• [Page excerpt]
9.4 Credential Use, Competence, and Professional Development

Key Takeaways

  • The CHES designation signifies academic eligibility, successful completion of a competency-based NCHEC examination, and ongoing maintenance of the credential.
  • Credential holders should represent their qualifications accurately and should not imply licensure, advanced certification, or clinical authority they do not have.
  • Maintaining professional competence includes continuing education, self-assessment, and referral when a need exceeds training or role.
  • Ethical credential use protects the public and the reputation of the health education profession.
Last updated: May 2026

Representing the credential accurately

The CHES designation has meaning because it is tied to eligibility, examination, and maintenance. NCHEC describes a CHES as someone who has met required academic preparation qualifications, passed a competency-based examination administered by NCHEC, and satisfies continuing education requirements to maintain the national credential.

Credential use is an ethics issue because titles influence trust. Employers, community members, students, and partners may assume that a credentialed person has a certain level of preparation. A CHES must avoid creating a false impression about certification status, level of expertise, licensure, or authority.

Use the credential only when it is earned and current. A candidate who has applied but not passed should not sign materials as CHES. A person whose credential has lapsed should not continue presenting as currently certified. If status is pending, inactive, or expired, the wording should be accurate.

Do not inflate the credential. CHES is not the same as MCHES, a clinical license, a registered dietitian credential, a social work license, or a medical degree. A CHES can provide health education within training and role. The credential does not authorize diagnosis, treatment, prescribing, therapy, or legal advice.

Competence is broader than a title. The Code expects health education specialists to know their scope of practice and limitations of education, expertise, and experience. If a program requires skills outside current competence, the ethical response is to seek training, supervision, consultation, or referral.

• [What you have to do]
Copy everything in the credential-use text from "Credential use is" down to "licensure, or authority.", replacing "trust" with "confidence".

(Document layout analysis data)
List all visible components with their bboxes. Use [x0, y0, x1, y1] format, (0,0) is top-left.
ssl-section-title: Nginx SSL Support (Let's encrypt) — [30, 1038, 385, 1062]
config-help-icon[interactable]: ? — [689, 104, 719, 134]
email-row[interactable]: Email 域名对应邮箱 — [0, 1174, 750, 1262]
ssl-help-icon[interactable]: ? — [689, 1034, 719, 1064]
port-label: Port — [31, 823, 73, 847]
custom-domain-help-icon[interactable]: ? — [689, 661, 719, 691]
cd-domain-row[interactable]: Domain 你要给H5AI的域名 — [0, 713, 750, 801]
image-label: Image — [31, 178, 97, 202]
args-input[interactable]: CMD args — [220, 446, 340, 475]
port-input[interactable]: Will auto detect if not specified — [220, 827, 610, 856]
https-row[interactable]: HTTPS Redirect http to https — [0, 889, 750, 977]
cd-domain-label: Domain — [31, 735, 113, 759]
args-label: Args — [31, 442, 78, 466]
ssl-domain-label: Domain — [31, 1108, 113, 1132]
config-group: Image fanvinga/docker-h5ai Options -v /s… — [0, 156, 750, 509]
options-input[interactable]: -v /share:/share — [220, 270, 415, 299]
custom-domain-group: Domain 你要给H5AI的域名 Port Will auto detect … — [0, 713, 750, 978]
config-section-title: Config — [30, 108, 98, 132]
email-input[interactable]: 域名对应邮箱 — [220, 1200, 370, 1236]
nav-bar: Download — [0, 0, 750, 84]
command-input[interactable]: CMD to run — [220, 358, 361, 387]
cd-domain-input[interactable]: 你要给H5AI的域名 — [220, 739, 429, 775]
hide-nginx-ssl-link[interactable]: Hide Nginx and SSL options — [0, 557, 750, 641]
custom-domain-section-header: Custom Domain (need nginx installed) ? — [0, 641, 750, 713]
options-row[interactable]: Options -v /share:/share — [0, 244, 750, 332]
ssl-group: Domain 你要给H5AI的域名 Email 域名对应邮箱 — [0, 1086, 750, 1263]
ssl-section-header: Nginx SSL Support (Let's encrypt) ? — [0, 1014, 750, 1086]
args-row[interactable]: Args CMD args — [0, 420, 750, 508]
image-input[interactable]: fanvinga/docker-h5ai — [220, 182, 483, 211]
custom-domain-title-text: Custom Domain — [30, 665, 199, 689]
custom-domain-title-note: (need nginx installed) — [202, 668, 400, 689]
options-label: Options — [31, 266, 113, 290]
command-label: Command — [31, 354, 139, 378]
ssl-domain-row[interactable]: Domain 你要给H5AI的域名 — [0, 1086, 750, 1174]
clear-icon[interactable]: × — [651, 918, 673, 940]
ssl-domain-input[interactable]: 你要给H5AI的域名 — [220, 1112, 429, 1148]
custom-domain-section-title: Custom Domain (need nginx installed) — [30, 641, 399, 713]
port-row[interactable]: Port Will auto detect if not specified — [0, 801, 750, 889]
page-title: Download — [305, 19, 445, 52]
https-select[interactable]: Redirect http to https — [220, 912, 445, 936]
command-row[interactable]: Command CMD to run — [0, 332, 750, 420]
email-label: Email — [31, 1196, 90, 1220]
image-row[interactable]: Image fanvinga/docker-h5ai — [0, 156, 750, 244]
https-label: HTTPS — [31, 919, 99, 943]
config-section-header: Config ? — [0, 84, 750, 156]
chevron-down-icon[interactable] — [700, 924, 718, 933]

• [Task response]
Credential use is an ethics issue because titles influence confidence. Employers, community members, students, and partners may assume that a credentialed person has a certain level of preparation. A CHES must avoid creating a false impression about certification status, level of expertise, licensure, or authority.